== Goal ==
Return the records in full, exactly as given.
>> begin Extracted material
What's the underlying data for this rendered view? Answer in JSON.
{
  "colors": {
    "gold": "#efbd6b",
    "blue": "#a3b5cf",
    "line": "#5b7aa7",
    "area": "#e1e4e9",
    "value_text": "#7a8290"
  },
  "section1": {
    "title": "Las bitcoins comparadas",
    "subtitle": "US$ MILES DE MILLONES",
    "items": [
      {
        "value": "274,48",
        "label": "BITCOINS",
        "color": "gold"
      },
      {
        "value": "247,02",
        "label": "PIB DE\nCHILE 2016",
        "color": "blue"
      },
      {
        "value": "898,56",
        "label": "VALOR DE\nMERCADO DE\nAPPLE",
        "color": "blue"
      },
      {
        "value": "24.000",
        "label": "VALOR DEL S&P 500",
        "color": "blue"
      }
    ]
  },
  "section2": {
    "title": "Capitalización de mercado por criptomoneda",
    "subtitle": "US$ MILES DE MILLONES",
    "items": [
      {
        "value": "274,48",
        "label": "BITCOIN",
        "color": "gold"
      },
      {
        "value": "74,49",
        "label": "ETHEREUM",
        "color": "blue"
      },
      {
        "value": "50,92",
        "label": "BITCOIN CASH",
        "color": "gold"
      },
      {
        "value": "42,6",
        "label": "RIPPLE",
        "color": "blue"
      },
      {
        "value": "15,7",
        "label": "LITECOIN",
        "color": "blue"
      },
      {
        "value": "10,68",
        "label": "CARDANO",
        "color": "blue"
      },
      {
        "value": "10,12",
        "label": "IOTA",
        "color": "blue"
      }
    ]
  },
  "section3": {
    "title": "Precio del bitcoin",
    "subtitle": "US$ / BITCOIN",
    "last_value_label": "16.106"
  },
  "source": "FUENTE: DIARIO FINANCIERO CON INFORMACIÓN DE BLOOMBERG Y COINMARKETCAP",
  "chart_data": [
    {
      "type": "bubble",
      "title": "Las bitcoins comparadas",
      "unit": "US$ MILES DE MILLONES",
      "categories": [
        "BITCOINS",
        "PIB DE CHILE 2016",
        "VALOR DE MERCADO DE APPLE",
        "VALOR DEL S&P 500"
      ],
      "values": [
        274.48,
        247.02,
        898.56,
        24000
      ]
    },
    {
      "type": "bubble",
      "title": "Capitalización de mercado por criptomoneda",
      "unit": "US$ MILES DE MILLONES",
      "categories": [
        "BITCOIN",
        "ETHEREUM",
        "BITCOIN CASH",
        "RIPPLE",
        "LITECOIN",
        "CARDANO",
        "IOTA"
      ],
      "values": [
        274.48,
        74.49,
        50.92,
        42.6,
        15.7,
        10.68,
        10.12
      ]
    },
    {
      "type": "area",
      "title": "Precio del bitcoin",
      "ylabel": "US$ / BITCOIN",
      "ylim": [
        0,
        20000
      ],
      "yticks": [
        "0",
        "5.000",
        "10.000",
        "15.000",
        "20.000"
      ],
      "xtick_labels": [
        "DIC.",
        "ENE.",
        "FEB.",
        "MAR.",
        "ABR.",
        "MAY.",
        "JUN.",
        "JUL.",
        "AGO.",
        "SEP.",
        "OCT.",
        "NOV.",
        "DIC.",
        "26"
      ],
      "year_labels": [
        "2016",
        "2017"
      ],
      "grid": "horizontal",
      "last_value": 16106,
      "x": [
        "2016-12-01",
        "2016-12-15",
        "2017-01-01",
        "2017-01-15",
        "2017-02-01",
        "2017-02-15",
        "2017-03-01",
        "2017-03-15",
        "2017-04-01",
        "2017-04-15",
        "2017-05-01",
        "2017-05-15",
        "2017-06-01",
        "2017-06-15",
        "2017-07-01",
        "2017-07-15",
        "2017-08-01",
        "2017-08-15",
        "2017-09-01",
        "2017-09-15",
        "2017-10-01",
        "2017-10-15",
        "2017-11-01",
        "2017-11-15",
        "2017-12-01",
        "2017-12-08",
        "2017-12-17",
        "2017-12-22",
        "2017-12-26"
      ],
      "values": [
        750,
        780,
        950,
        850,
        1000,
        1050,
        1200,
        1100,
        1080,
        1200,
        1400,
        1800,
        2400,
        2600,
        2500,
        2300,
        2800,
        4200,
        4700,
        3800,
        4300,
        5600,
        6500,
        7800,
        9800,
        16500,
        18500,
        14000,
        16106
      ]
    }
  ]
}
>> end Extracted material
== Solution to this task ==
What's the underlying data for this rendered view? Answer in JSON.
{
  "colors": {
    "gold": "#efbd6b",
    "blue": "#a3b5cf",
    "line": "#5b7aa7",
    "area": "#e1e4e9",
    "value_text": "#7a8290"
  },
  "section1": {
    "title": "Las bitcoins comparadas",
    "subtitle": "US$ MILES DE MILLONES",
    "items": [
      {
        "value": "274,48",
        "label": "BITCOINS",
        "color": "gold"
      },
      {
        "value": "247,02",
        "label": "PIB DE\nCHILE 2016",
        "color": "blue"
      },
      {
        "value": "898,56",
        "label": "VALOR DE\nMERCADO DE\nAPPLE",
        "color": "blue"
      },
      {
        "value": "24.000",
        "label": "VALOR DEL S&P 500",
        "color": "blue"
      }
    ]
  },
  "section2": {
    "title": "Capitalización de mercado por criptomoneda",
    "subtitle": "US$ MILES DE MILLONES",
    "items": [
      {
        "value": "274,48",
        "label": "BITCOIN",
        "color": "gold"
      },
      {
        "value": "74,49",
        "label": "ETHEREUM",
        "color": "blue"
      },
      {
        "value": "50,92",
        "label": "BITCOIN CASH",
        "color": "gold"
      },
      {
        "value": "42,6",
        "label": "RIPPLE",
        "color": "blue"
      },
      {
        "value": "15,7",
        "label": "LITECOIN",
        "color": "blue"
      },
      {
        "value": "10,68",
        "label": "CARDANO",
        "color": "blue"
      },
      {
        "value": "10,12",
        "label": "IOTA",
        "color": "blue"
      }
    ]
  },
  "section3": {
    "title": "Precio del bitcoin",
    "subtitle": "US$ / BITCOIN",
    "last_value_label": "16.106"
  },
  "source": "FUENTE: DIARIO FINANCIERO CON INFORMACIÓN DE BLOOMBERG Y COINMARKETCAP",
  "chart_data": [
    {
      "type": "bubble",
      "title": "Las bitcoins comparadas",
      "unit": "US$ MILES DE MILLONES",
      "categories": [
        "BITCOINS",
        "PIB DE CHILE 2016",
        "VALOR DE MERCADO DE APPLE",
        "VALOR DEL S&P 500"
      ],
      "values": [
        274.48,
        247.02,
        898.56,
        24000
      ]
    },
    {
      "type": "bubble",
      "title": "Capitalización de mercado por criptomoneda",
      "unit": "US$ MILES DE MILLONES",
      "categories": [
        "BITCOIN",
        "ETHEREUM",
        "BITCOIN CASH",
        "RIPPLE",
        "LITECOIN",
        "CARDANO",
        "IOTA"
      ],
      "values": [
        274.48,
        74.49,
        50.92,
        42.6,
        15.7,
        10.68,
        10.12
      ]
    },
    {
      "type": "area",
      "title": "Precio del bitcoin",
      "ylabel": "US$ / BITCOIN",
      "ylim": [
        0,
        20000
      ],
      "yticks": [
        "0",
        "5.000",
        "10.000",
        "15.000",
        "20.000"
      ],
      "xtick_labels": [
        "DIC.",
        "ENE.",
        "FEB.",
        "MAR.",
        "ABR.",
        "MAY.",
        "JUN.",
        "JUL.",
        "AGO.",
        "SEP.",
        "OCT.",
        "NOV.",
        "DIC.",
        "26"
      ],
      "year_labels": [
        "2016",
        "2017"
      ],
      "grid": "horizontal",
      "last_value": 16106,
      "x": [
        "2016-12-01",
        "2016-12-15",
        "2017-01-01",
        "2017-01-15",
        "2017-02-01",
        "2017-02-15",
        "2017-03-01",
        "2017-03-15",
        "2017-04-01",
        "2017-04-15",
        "2017-05-01",
        "2017-05-15",
        "2017-06-01",
        "2017-06-15",
        "2017-07-01",
        "2017-07-15",
        "2017-08-01",
        "2017-08-15",
        "2017-09-01",
        "2017-09-15",
        "2017-10-01",
        "2017-10-15",
        "2017-11-01",
        "2017-11-15",
        "2017-12-01",
        "2017-12-08",
        "2017-12-17",
        "2017-12-22",
        "2017-12-26"
      ],
      "values": [
        750,
        780,
        950,
        850,
        1000,
        1050,
        1200,
        1100,
        1080,
        1200,
        1400,
        1800,
        2400,
        2600,
        2500,
        2300,
        2800,
        4200,
        4700,
        3800,
        4300,
        5600,
        6500,
        7800,
        9800,
        16500,
        18500,
        14000,
        16106
      ]
    }
  ]
}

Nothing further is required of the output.